WHAT YOU HAVE TO DO
Write out each line of the listing as it stands, without the images.

RAW RECORDS
....
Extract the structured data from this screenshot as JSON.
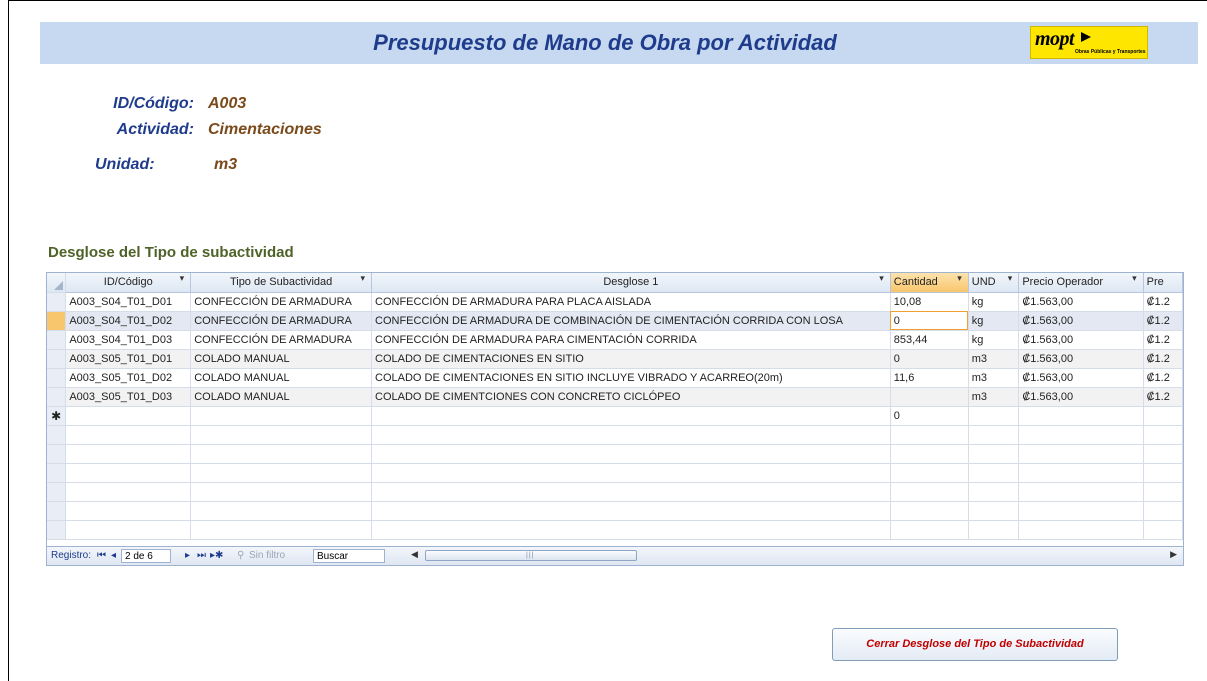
{
  "form": {
    "title": "Presupuesto de Mano de Obra por Actividad",
    "logo_text": "mopt",
    "logo_subtitle": "Obras Públicas y Transportes"
  },
  "info": {
    "id_label": "ID/Código:",
    "id_value": "A003",
    "activity_label": "Actividad:",
    "activity_value": "Cimentaciones",
    "unit_label": "Unidad:",
    "unit_value": "m3"
  },
  "section_title": "Desglose del Tipo de subactividad",
  "grid": {
    "columns": [
      "ID/Código",
      "Tipo de Subactividad",
      "Desglose 1",
      "Cantidad",
      "UND",
      "Precio Operador",
      "Pre"
    ],
    "rows": [
      [
        "A003_S04_T01_D01",
        "CONFECCIÓN DE ARMADURA",
        "CONFECCIÓN DE ARMADURA PARA PLACA AISLADA",
        "10,08",
        "kg",
        "₡1.563,00",
        "₡1.2"
      ],
      [
        "A003_S04_T01_D02",
        "CONFECCIÓN DE ARMADURA",
        "CONFECCIÓN DE ARMADURA DE COMBINACIÓN DE CIMENTACIÓN CORRIDA CON LOSA",
        "0",
        "kg",
        "₡1.563,00",
        "₡1.2"
      ],
      [
        "A003_S04_T01_D03",
        "CONFECCIÓN DE ARMADURA",
        "CONFECCIÓN DE ARMADURA PARA CIMENTACIÓN CORRIDA",
        "853,44",
        "kg",
        "₡1.563,00",
        "₡1.2"
      ],
      [
        "A003_S05_T01_D01",
        "COLADO MANUAL",
        "COLADO DE CIMENTACIONES EN SITIO",
        "0",
        "m3",
        "₡1.563,00",
        "₡1.2"
      ],
      [
        "A003_S05_T01_D02",
        "COLADO MANUAL",
        "COLADO DE CIMENTACIONES EN SITIO INCLUYE VIBRADO Y ACARREO(20m)",
        "11,6",
        "m3",
        "₡1.563,00",
        "₡1.2"
      ],
      [
        "A003_S05_T01_D03",
        "COLADO MANUAL",
        "COLADO DE CIMENTCIONES CON CONCRETO CICLÓPEO",
        "",
        "m3",
        "₡1.563,00",
        "₡1.2"
      ]
    ],
    "new_row_marker": "✱",
    "new_row_qty": "0",
    "current_row_index": 1
  },
  "navigation": {
    "record_label": "Registro:",
    "record_position": "2 de 6",
    "filter_label": "Sin filtro",
    "search_label": "Buscar"
  },
  "close_button_label": "Cerrar Desglose del Tipo de Subactividad"
}
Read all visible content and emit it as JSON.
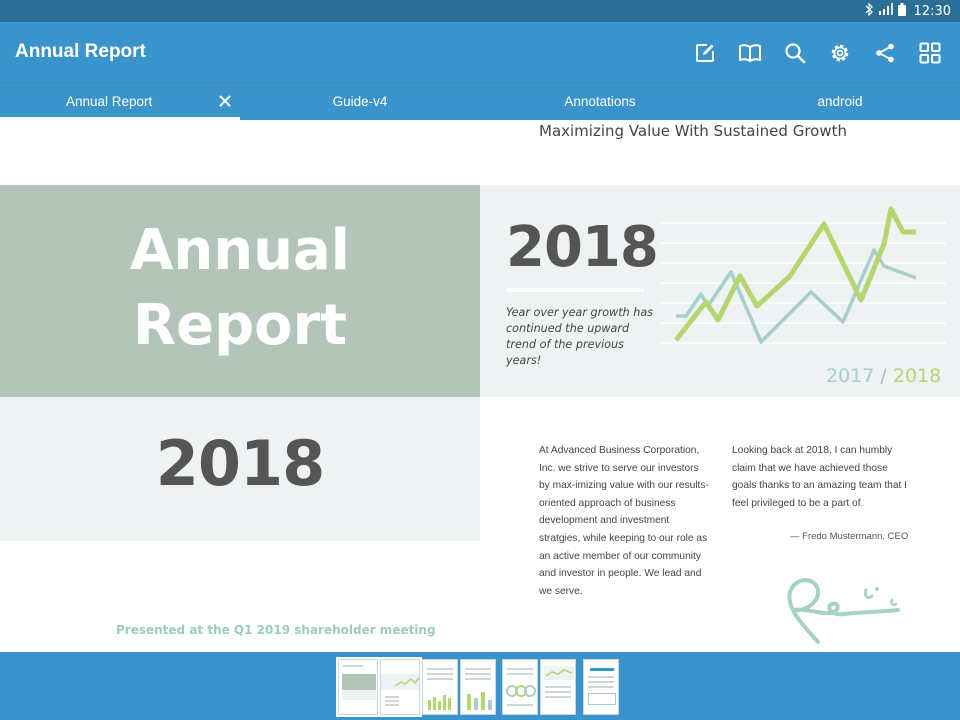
{
  "status_bar": {
    "time": "12:30"
  },
  "app_bar": {
    "title": "Annual Report",
    "tools": [
      "edit-icon",
      "book-icon",
      "search-icon",
      "settings-icon",
      "share-icon",
      "grid-icon"
    ]
  },
  "tabs": [
    {
      "label": "Annual Report",
      "active": true
    },
    {
      "label": "Guide-v4",
      "active": false
    },
    {
      "label": "Annotations",
      "active": false
    },
    {
      "label": "android",
      "active": false
    }
  ],
  "document": {
    "headline": "Maximizing Value With Sustained Growth",
    "cover_title_line1": "Annual",
    "cover_title_line2": "Report",
    "year": "2018",
    "growth_text": "Year over year growth has continued the upward trend of the previous years!",
    "legend_2017": "2017",
    "legend_separator": "/",
    "legend_2018": "2018",
    "lower_year": "2018",
    "paragraph1": "At Advanced Business Corporation, Inc. we strive to serve our investors  by max-imizing value with our results-oriented approach of business development and investment stratgies, while keeping to our role as an active member of our community and investor in people. We lead and we serve.",
    "paragraph2": "Looking back at 2018, I can humbly claim that we have achieved those goals thanks to an amazing team that I feel privileged to be a part of.",
    "attribution": "— Fredo Mustermann, CEO",
    "presented": "Presented at the Q1 2019 shareholder meeting"
  },
  "colors": {
    "app_bar": "#3a94cb",
    "status_bar": "#2c6f96",
    "cover_green": "#b3c5b9",
    "panel": "#eef2f3",
    "line_2017": "#a5cfca",
    "line_2018": "#b5d56e"
  },
  "thumbnails": {
    "count": 7,
    "selected": [
      1,
      2
    ]
  }
}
....
WRITTEN SOLUTION
Extract the structured data from this screenshot as JSON.
{
  "form": {
    "title": "Presupuesto de Mano de Obra por Actividad",
    "logo_text": "mopt",
    "logo_subtitle": "Obras Públicas y Transportes"
  },
  "info": {
    "id_label": "ID/Código:",
    "id_value": "A003",
    "activity_label": "Actividad:",
    "activity_value": "Cimentaciones",
    "unit_label": "Unidad:",
    "unit_value": "m3"
  },
  "section_title": "Desglose del Tipo de subactividad",
  "grid": {
    "columns": [
      "ID/Código",
      "Tipo de Subactividad",
      "Desglose 1",
      "Cantidad",
      "UND",
      "Precio Operador",
      "Pre"
    ],
    "rows": [
      [
        "A003_S04_T01_D01",
        "CONFECCIÓN DE ARMADURA",
        "CONFECCIÓN DE ARMADURA PARA PLACA AISLADA",
        "10,08",
        "kg",
        "₡1.563,00",
        "₡1.2"
      ],
      [
        "A003_S04_T01_D02",
        "CONFECCIÓN DE ARMADURA",
        "CONFECCIÓN DE ARMADURA DE COMBINACIÓN DE CIMENTACIÓN CORRIDA CON LOSA",
        "0",
        "kg",
        "₡1.563,00",
        "₡1.2"
      ],
      [
        "A003_S04_T01_D03",
        "CONFECCIÓN DE ARMADURA",
        "CONFECCIÓN DE ARMADURA PARA CIMENTACIÓN CORRIDA",
        "853,44",
        "kg",
        "₡1.563,00",
        "₡1.2"
      ],
      [
        "A003_S05_T01_D01",
        "COLADO MANUAL",
        "COLADO DE CIMENTACIONES EN SITIO",
        "0",
        "m3",
        "₡1.563,00",
        "₡1.2"
      ],
      [
        "A003_S05_T01_D02",
        "COLADO MANUAL",
        "COLADO DE CIMENTACIONES EN SITIO INCLUYE VIBRADO Y ACARREO(20m)",
        "11,6",
        "m3",
        "₡1.563,00",
        "₡1.2"
      ],
      [
        "A003_S05_T01_D03",
        "COLADO MANUAL",
        "COLADO DE CIMENTCIONES CON CONCRETO CICLÓPEO",
        "",
        "m3",
        "₡1.563,00",
        "₡1.2"
      ]
    ],
    "new_row_marker": "✱",
    "new_row_qty": "0",
    "current_row_index": 1
  },
  "navigation": {
    "record_label": "Registro:",
    "record_position": "2 de 6",
    "filter_label": "Sin filtro",
    "search_label": "Buscar"
  },
  "close_button_label": "Cerrar Desglose del Tipo de Subactividad"
}
Read all visible content and emit it as JSON.
{
  "status_bar": {
    "time": "12:30"
  },
  "app_bar": {
    "title": "Annual Report",
    "tools": [
      "edit-icon",
      "book-icon",
      "search-icon",
      "settings-icon",
      "share-icon",
      "grid-icon"
    ]
  },
  "tabs": [
    {
      "label": "Annual Report",
      "active": true
    },
    {
      "label": "Guide-v4",
      "active": false
    },
    {
      "label": "Annotations",
      "active": false
    },
    {
      "label": "android",
      "active": false
    }
  ],
  "document": {
    "headline": "Maximizing Value With Sustained Growth",
    "cover_title_line1": "Annual",
    "cover_title_line2": "Report",
    "year": "2018",
    "growth_text": "Year over year growth has continued the upward trend of the previous years!",
    "legend_2017": "2017",
    "legend_separator": "/",
    "legend_2018": "2018",
    "lower_year": "2018",
    "paragraph1": "At Advanced Business Corporation, Inc. we strive to serve our investors  by max-imizing value with our results-oriented approach of business development and investment stratgies, while keeping to our role as an active member of our community and investor in people. We lead and we serve.",
    "paragraph2": "Looking back at 2018, I can humbly claim that we have achieved those goals thanks to an amazing team that I feel privileged to be a part of.",
    "attribution": "— Fredo Mustermann, CEO",
    "presented": "Presented at the Q1 2019 shareholder meeting"
  },
  "colors": {
    "app_bar": "#3a94cb",
    "status_bar": "#2c6f96",
    "cover_green": "#b3c5b9",
    "panel": "#eef2f3",
    "line_2017": "#a5cfca",
    "line_2018": "#b5d56e"
  },
  "thumbnails": {
    "count": 7,
    "selected": [
      1,
      2
    ]
  }
}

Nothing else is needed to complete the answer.